--- Start of SUPPLIED MATERIAL ---

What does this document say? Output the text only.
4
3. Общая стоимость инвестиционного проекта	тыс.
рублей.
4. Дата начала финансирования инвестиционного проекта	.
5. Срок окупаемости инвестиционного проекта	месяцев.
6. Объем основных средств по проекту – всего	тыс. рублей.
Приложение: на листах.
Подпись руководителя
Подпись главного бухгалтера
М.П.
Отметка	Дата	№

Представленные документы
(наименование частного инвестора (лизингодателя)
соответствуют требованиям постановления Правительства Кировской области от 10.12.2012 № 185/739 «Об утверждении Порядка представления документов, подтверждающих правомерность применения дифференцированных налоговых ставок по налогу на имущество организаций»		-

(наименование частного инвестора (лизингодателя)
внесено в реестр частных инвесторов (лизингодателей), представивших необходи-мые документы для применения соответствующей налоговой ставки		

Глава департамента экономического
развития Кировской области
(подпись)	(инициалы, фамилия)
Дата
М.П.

--- End of SUPPLIED MATERIAL ---

*SHORT PROBLEM*.
Collect the lines of the records that include the string "Дата".

*WRITTEN ANSWER*.
4. Дата начала финансирования инвестиционного проекта	.
Отметка	Дата	№
Дата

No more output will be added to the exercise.